» WORK TO COMPLETE: Determine the count of lines holding "피그먼트" and give that count alone.

Recorded data
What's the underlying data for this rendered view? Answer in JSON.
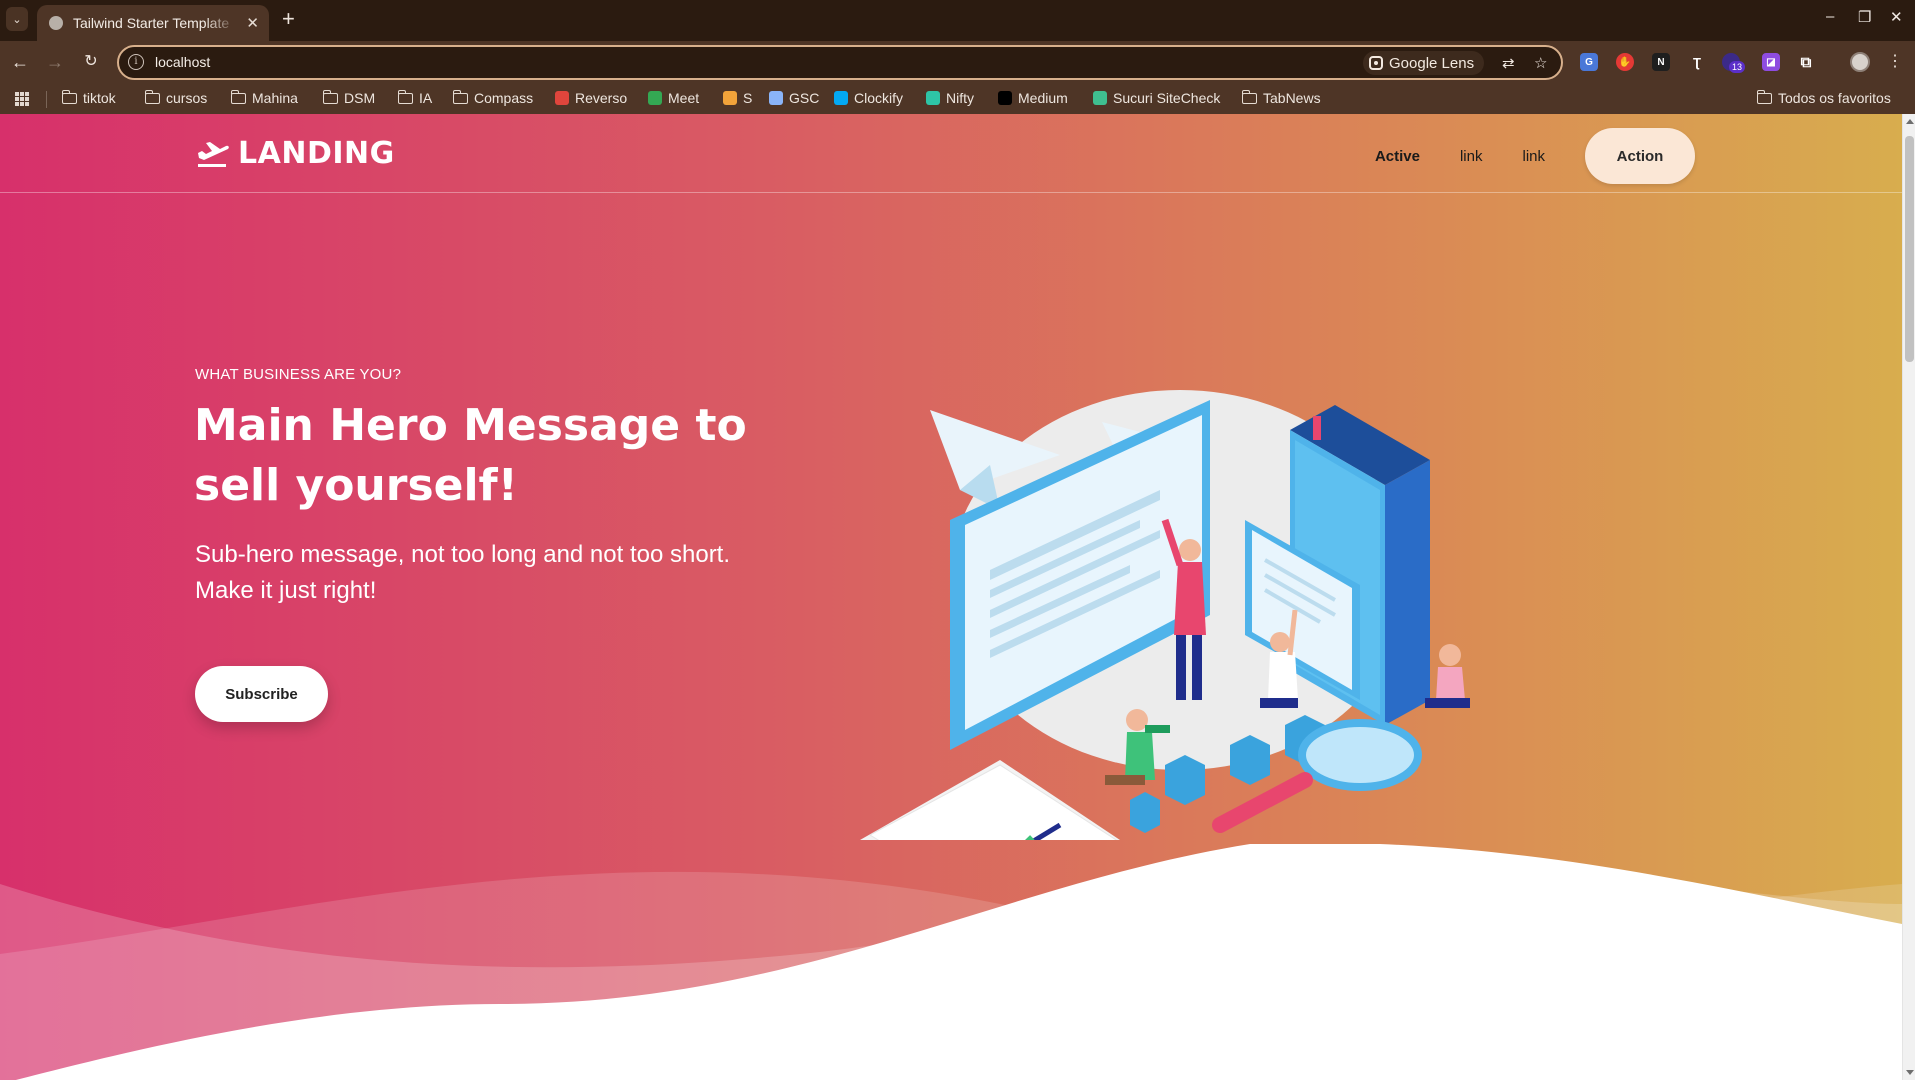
{
  "browser": {
    "tab_title": "Tailwind Starter Template",
    "address": "localhost",
    "lens_label": "Google Lens",
    "extension_badge": "13",
    "bookmarks": [
      {
        "label": "tiktok",
        "type": "folder"
      },
      {
        "label": "cursos",
        "type": "folder"
      },
      {
        "label": "Mahina",
        "type": "folder"
      },
      {
        "label": "DSM",
        "type": "folder"
      },
      {
        "label": "IA",
        "type": "folder"
      },
      {
        "label": "Compass",
        "type": "folder"
      },
      {
        "label": "Reverso",
        "type": "site",
        "color": "#e0453c"
      },
      {
        "label": "Meet",
        "type": "site",
        "color": "#34a853"
      },
      {
        "label": "S",
        "type": "site",
        "color": "#f2a33a"
      },
      {
        "label": "GSC",
        "type": "site",
        "color": "#8ab4f8"
      },
      {
        "label": "Clockify",
        "type": "site",
        "color": "#03a9f4"
      },
      {
        "label": "Nifty",
        "type": "site",
        "color": "#2ec4a6"
      },
      {
        "label": "Medium",
        "type": "site",
        "color": "#000000"
      },
      {
        "label": "Sucuri SiteCheck",
        "type": "site",
        "color": "#3fbf8f"
      },
      {
        "label": "TabNews",
        "type": "folder"
      }
    ],
    "all_bookmarks": "Todos os favoritos"
  },
  "site": {
    "logo_text": "LANDING",
    "nav": {
      "active": "Active",
      "link1": "link",
      "link2": "link",
      "action": "Action"
    },
    "hero": {
      "eyebrow": "WHAT BUSINESS ARE YOU?",
      "title": "Main Hero Message to sell yourself!",
      "subtitle": "Sub-hero message, not too long and not too short. Make it just right!",
      "cta": "Subscribe"
    }
  },
  "colors": {
    "gradient_start": "#d7306b",
    "gradient_end": "#d8ae4e",
    "action_bg": "#fbe7d6"
  }
}
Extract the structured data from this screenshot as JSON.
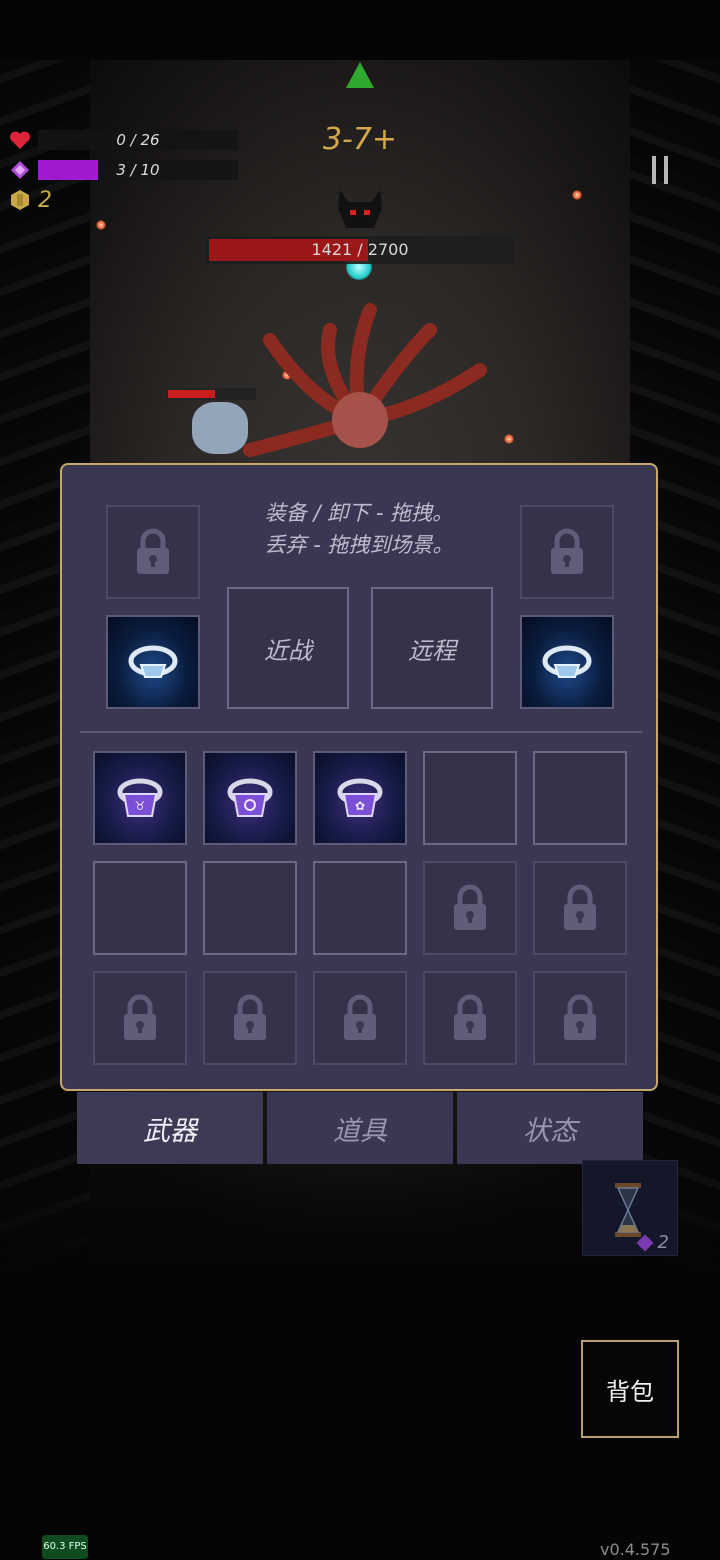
{
  "hud": {
    "hp_text": "0 / 26",
    "hp_fraction": 0,
    "mana_text": "3 / 10",
    "mana_fraction": 0.3,
    "gold_value": "2",
    "level_text": "3-7+",
    "boss_hp_text": "1421 / 2700",
    "boss_hp_fraction": 0.526,
    "enemy_hp_fraction": 0.55,
    "icons": {
      "hp": "heart-icon",
      "mana": "crystal-icon",
      "gold": "coin-icon",
      "pause": "pause-icon",
      "boss": "demon-skull-icon"
    }
  },
  "panel": {
    "hint_line1": "装备 / 卸下 - 拖拽。",
    "hint_line2": "丢弃 - 拖拽到场景。",
    "melee_label": "近战",
    "ranged_label": "远程",
    "equip_slots": [
      "locked",
      "locked",
      "ring-blue",
      "ring-blue"
    ],
    "inventory": [
      [
        "ring-purple",
        "ring-purple",
        "ring-purple",
        "empty",
        "empty"
      ],
      [
        "empty",
        "empty",
        "empty",
        "locked",
        "locked"
      ],
      [
        "locked",
        "locked",
        "locked",
        "locked",
        "locked"
      ]
    ]
  },
  "tabs": [
    {
      "label": "武器",
      "active": true
    },
    {
      "label": "道具",
      "active": false
    },
    {
      "label": "状态",
      "active": false
    }
  ],
  "side_card": {
    "count": "2",
    "icon": "hourglass-icon"
  },
  "bag_button": {
    "label": "背包"
  },
  "footer": {
    "fps": "60.3 FPS",
    "version": "v0.4.575"
  },
  "colors": {
    "panel_bg": "#3a3752",
    "panel_border": "#c9a76a",
    "mana": "#a11ad0",
    "boss_hp": "#9c1818",
    "level_text": "#d4a94c"
  }
}
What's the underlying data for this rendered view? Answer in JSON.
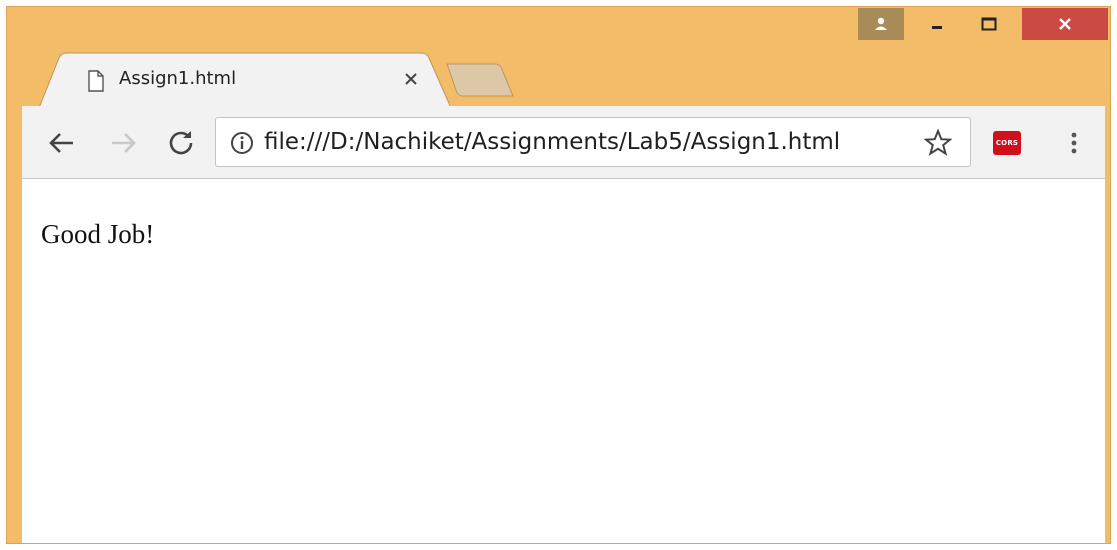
{
  "window": {
    "accent_color": "#f2bc68",
    "close_color": "#cc4a44",
    "profile_color": "#a98b58"
  },
  "tab": {
    "title": "Assign1.html",
    "icon": "document-icon"
  },
  "toolbar": {
    "url": "file:///D:/Nachiket/Assignments/Lab5/Assign1.html",
    "extension_label": "CORS"
  },
  "page": {
    "text": "Good Job!"
  }
}
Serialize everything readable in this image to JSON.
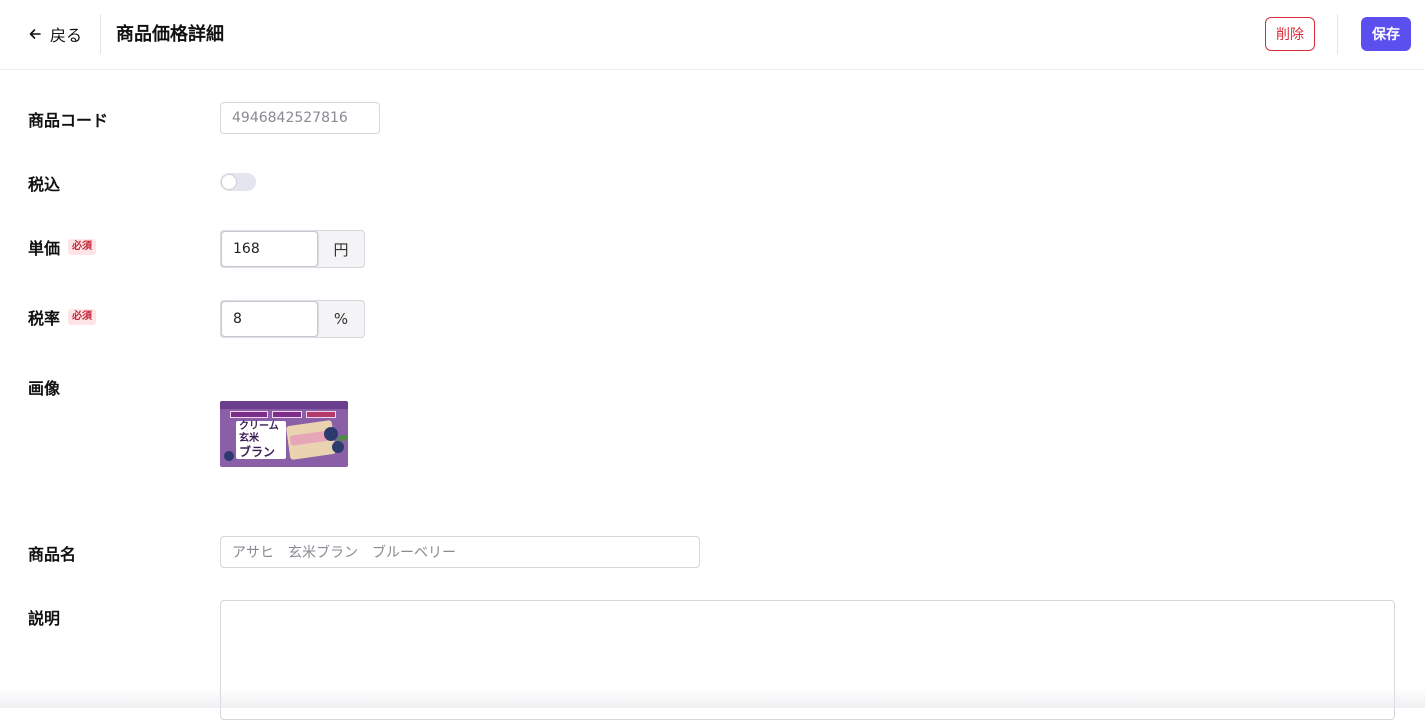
{
  "header": {
    "back_label": "戻る",
    "title": "商品価格詳細",
    "delete_label": "削除",
    "save_label": "保存"
  },
  "form": {
    "product_code": {
      "label": "商品コード",
      "value": "4946842527816"
    },
    "tax_included": {
      "label": "税込",
      "checked": false
    },
    "unit_price": {
      "label": "単価",
      "required_label": "必須",
      "value": "168",
      "unit": "円"
    },
    "tax_rate": {
      "label": "税率",
      "required_label": "必須",
      "value": "8",
      "unit": "%"
    },
    "image": {
      "label": "画像",
      "product_text_line1": "クリーム玄米",
      "product_text_line2": "ブラン"
    },
    "product_name": {
      "label": "商品名",
      "value": "アサヒ　玄米ブラン　ブルーベリー"
    },
    "description": {
      "label": "説明",
      "value": ""
    }
  },
  "colors": {
    "primary": "#5b4ff0",
    "danger": "#d92d3b",
    "required_bg": "#fde4e7",
    "required_text": "#c0283a"
  },
  "icons": {
    "back": "arrow-left-icon"
  }
}
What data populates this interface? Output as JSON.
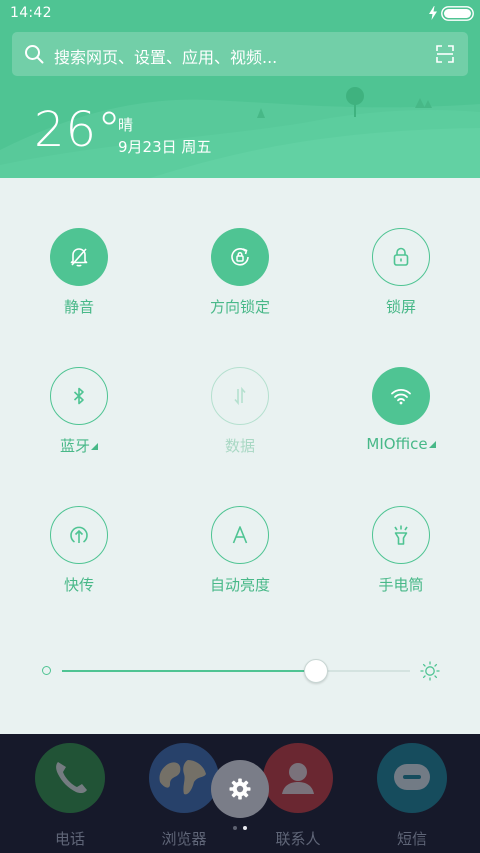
{
  "status_bar": {
    "time": "14:42",
    "icons": [
      "bolt-icon",
      "battery-icon"
    ]
  },
  "search": {
    "placeholder": "搜索网页、设置、应用、视频..."
  },
  "weather": {
    "temperature": "26°",
    "condition": "晴",
    "date": "9月23日  周五"
  },
  "toggles": [
    {
      "label": "静音",
      "icon": "bell-off-icon",
      "state": "active"
    },
    {
      "label": "方向锁定",
      "icon": "rotation-lock-icon",
      "state": "active"
    },
    {
      "label": "锁屏",
      "icon": "lock-icon",
      "state": "inactive"
    },
    {
      "label": "蓝牙",
      "icon": "bluetooth-icon",
      "state": "inactive",
      "has_submenu": true
    },
    {
      "label": "数据",
      "icon": "data-icon",
      "state": "disabled"
    },
    {
      "label": "MIOffice",
      "icon": "wifi-icon",
      "state": "active",
      "has_submenu": true
    },
    {
      "label": "快传",
      "icon": "share-icon",
      "state": "inactive"
    },
    {
      "label": "自动亮度",
      "icon": "auto-brightness-icon",
      "state": "inactive"
    },
    {
      "label": "手电筒",
      "icon": "flashlight-icon",
      "state": "inactive"
    }
  ],
  "brightness": {
    "level": 0.73
  },
  "dock": {
    "apps": [
      {
        "label": "电话",
        "icon": "phone-icon"
      },
      {
        "label": "浏览器",
        "icon": "browser-icon"
      },
      {
        "label": "联系人",
        "icon": "contacts-icon"
      },
      {
        "label": "短信",
        "icon": "messages-icon"
      }
    ],
    "settings_icon": "gear-icon",
    "page_indicator": {
      "pages": 2,
      "current": 2
    }
  },
  "colors": {
    "accent": "#4fc493",
    "panel_bg": "#e9f2f1",
    "dock_bg": "#16192a"
  }
}
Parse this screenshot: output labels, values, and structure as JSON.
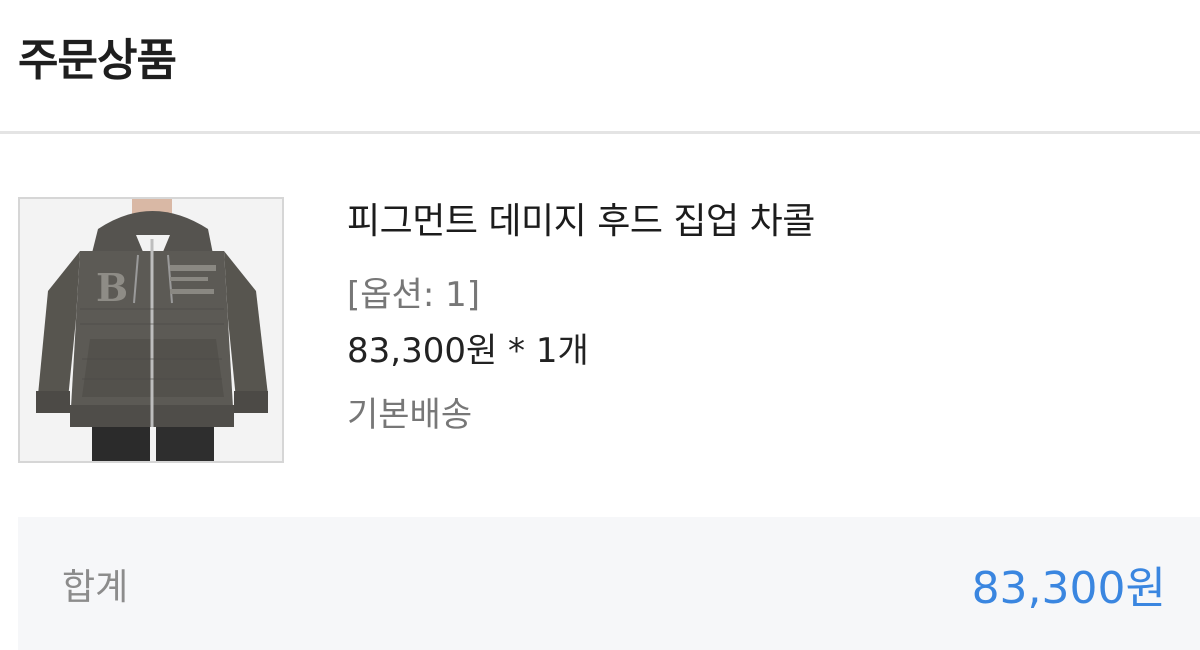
{
  "section": {
    "title": "주문상품"
  },
  "product": {
    "image_alt": "피그먼트 데미지 후드 집업 차콜",
    "name": "피그먼트 데미지 후드 집업 차콜",
    "option": "[옵션: 1]",
    "price_line": "83,300원 * 1개",
    "shipping": "기본배송"
  },
  "summary": {
    "total_label": "합계",
    "total_amount": "83,300원"
  },
  "colors": {
    "accent": "#3a86e0",
    "muted_text": "#777777",
    "divider": "#e4e4e4",
    "summary_background": "#f6f7f9"
  }
}
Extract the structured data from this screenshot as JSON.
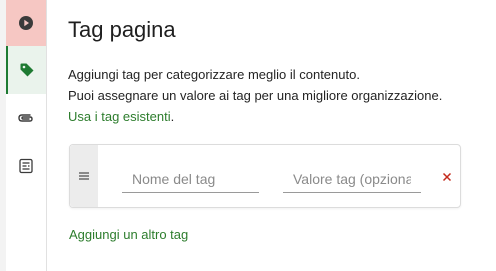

» FINAL RESULT: 2